Pull out every line of the listing below where "over" appears.
-- START SUPPLIED INFORMATION --
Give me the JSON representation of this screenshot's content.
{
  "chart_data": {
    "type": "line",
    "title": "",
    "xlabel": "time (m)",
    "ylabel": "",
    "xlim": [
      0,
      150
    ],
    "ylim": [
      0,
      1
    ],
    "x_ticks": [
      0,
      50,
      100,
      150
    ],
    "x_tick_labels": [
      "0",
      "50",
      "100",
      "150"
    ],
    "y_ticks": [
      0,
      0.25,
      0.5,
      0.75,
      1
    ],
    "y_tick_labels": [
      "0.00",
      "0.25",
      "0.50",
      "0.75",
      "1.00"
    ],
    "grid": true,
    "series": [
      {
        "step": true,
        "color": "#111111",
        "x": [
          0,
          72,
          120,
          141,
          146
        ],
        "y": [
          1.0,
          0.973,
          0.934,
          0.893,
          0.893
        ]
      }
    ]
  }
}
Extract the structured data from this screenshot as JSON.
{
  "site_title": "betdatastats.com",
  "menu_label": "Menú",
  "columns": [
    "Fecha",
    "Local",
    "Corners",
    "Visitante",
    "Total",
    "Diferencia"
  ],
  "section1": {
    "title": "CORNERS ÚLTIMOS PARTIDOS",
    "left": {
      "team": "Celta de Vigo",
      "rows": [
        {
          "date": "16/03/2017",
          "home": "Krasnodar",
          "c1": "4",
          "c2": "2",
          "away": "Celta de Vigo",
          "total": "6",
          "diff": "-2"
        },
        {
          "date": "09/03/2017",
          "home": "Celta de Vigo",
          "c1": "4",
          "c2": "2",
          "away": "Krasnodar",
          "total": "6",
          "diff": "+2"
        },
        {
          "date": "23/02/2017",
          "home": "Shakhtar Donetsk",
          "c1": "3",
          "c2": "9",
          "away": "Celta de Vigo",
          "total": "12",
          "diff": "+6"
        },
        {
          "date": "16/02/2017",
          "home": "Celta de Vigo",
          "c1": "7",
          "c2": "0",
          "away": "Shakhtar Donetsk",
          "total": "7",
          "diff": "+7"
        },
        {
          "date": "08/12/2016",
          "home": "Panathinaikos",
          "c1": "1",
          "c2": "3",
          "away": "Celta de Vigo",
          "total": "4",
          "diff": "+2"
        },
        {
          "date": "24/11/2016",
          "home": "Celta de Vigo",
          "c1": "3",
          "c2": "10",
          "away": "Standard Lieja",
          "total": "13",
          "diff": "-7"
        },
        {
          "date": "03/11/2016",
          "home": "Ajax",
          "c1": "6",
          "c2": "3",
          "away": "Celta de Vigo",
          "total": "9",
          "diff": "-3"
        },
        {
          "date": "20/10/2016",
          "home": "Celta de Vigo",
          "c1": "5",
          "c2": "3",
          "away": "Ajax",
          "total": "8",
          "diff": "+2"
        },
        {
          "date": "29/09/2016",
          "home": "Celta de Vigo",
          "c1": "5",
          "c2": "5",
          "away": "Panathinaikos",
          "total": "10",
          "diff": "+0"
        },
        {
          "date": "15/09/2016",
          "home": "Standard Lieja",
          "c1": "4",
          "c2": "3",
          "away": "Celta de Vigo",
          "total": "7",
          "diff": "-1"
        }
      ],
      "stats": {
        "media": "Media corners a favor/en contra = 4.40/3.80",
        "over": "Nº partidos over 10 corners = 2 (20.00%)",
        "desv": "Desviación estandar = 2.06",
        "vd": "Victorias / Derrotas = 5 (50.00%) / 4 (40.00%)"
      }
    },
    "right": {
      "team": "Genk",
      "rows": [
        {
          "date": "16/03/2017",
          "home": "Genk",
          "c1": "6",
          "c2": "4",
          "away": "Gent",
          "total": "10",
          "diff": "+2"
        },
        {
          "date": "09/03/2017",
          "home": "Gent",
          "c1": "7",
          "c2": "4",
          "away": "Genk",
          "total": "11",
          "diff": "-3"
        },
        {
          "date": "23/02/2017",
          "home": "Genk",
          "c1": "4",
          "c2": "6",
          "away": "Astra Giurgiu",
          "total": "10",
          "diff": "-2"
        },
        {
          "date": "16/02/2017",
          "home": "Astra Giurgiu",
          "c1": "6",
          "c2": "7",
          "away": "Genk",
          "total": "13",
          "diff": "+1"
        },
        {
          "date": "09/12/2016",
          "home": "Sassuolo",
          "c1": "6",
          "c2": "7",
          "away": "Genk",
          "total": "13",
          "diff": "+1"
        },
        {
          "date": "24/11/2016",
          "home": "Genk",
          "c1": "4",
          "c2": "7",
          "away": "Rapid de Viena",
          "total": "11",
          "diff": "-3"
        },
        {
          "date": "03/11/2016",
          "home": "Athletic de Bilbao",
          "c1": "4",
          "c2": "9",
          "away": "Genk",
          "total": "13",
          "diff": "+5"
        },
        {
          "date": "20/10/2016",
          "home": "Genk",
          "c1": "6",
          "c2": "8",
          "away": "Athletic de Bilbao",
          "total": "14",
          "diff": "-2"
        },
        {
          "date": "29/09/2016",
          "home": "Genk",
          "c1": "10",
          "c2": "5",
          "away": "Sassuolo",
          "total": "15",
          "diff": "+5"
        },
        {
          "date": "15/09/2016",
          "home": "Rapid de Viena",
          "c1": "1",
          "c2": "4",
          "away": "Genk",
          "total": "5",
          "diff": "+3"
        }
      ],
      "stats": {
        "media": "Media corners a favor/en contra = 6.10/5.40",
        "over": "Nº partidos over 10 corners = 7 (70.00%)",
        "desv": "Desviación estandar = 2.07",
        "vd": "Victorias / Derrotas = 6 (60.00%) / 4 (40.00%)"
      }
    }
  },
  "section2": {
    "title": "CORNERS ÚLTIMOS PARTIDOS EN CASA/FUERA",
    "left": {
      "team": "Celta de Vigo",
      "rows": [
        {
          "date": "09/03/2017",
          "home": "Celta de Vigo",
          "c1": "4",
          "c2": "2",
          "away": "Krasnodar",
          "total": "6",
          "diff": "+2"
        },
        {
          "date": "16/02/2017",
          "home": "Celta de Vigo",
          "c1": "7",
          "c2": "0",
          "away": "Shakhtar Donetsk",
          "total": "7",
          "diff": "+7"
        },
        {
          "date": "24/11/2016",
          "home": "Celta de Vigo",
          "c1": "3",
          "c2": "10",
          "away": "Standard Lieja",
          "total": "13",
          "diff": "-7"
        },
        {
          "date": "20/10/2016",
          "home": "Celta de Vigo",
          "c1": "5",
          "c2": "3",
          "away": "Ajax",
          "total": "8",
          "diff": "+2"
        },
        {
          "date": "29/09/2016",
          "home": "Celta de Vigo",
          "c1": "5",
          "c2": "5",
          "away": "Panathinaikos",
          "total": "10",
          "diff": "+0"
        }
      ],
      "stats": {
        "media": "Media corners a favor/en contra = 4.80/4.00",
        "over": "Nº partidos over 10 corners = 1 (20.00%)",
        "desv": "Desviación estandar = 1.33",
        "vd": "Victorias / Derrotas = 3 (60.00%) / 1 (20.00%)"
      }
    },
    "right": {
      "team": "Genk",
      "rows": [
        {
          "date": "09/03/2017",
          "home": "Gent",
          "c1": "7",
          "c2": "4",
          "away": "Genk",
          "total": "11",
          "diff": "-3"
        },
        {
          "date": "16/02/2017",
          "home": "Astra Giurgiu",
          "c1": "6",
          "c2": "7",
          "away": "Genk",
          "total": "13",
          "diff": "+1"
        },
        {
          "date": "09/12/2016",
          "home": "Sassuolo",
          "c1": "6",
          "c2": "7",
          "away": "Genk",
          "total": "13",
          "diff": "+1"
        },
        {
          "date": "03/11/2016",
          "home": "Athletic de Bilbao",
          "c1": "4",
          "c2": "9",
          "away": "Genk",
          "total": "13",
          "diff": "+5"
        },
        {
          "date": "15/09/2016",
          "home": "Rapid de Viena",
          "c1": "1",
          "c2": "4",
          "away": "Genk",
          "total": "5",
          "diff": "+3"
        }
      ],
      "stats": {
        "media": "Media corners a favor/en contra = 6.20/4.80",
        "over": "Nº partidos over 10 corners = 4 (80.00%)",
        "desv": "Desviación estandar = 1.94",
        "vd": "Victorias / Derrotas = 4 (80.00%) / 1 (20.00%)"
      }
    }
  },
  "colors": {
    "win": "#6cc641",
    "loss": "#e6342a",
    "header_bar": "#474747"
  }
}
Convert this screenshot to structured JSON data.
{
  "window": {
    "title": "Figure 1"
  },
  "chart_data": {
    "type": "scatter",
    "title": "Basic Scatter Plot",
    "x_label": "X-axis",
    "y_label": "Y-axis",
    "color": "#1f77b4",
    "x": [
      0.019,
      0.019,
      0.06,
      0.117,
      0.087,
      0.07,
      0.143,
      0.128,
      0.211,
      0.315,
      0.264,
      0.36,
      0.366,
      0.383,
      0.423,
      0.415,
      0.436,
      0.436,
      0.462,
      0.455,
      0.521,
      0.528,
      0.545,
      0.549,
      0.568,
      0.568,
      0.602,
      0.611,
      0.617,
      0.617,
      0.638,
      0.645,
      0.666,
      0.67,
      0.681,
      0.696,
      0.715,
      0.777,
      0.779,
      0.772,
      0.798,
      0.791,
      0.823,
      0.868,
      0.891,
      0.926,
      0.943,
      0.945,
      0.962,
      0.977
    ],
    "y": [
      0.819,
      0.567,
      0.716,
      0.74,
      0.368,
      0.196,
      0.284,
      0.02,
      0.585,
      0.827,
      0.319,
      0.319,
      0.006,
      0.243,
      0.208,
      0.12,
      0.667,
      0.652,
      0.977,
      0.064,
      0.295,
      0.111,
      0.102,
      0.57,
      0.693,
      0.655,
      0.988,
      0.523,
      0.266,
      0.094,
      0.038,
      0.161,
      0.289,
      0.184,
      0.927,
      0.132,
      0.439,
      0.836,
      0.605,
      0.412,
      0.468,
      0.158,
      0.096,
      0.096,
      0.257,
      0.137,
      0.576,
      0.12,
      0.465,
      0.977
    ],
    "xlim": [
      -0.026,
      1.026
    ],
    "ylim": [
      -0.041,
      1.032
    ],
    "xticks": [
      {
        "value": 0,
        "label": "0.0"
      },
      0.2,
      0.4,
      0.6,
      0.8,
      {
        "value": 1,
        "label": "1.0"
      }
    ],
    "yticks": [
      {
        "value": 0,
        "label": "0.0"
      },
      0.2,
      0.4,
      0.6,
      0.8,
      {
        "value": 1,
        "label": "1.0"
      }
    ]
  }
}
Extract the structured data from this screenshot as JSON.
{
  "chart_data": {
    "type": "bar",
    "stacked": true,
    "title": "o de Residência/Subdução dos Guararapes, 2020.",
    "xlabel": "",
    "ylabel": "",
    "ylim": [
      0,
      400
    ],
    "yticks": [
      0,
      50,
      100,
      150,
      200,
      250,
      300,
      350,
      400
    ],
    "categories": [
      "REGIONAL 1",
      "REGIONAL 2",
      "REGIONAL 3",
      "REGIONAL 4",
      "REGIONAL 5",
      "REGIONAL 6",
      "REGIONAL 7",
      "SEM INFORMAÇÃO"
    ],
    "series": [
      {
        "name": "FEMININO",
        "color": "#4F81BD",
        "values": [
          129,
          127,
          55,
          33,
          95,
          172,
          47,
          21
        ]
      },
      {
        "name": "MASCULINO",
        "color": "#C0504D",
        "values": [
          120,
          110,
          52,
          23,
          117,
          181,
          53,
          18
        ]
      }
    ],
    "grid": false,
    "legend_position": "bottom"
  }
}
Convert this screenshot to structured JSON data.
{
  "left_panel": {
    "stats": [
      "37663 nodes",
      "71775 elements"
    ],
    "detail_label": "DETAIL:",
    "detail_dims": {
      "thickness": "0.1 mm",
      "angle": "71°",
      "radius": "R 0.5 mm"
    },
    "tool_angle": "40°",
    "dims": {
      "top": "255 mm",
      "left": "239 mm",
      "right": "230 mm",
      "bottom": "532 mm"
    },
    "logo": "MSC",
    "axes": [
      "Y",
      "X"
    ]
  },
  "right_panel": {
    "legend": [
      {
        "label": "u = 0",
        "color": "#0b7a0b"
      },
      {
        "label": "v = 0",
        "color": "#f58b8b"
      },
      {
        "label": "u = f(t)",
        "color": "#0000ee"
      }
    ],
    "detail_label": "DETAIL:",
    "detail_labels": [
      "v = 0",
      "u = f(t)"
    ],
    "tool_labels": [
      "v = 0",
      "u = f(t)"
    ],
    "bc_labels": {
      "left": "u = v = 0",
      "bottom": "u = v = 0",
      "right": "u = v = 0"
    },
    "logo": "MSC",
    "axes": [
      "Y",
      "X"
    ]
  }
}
-- END SUPPLIED INFORMATION --
• THE OUTPUT:
        "over": "Nº partidos over 10 corners = 2 (20.00%)",
        "over": "Nº partidos over 10 corners = 7 (70.00%)",
        "over": "Nº partidos over 10 corners = 1 (20.00%)",
        "over": "Nº partidos over 10 corners = 4 (80.00%)",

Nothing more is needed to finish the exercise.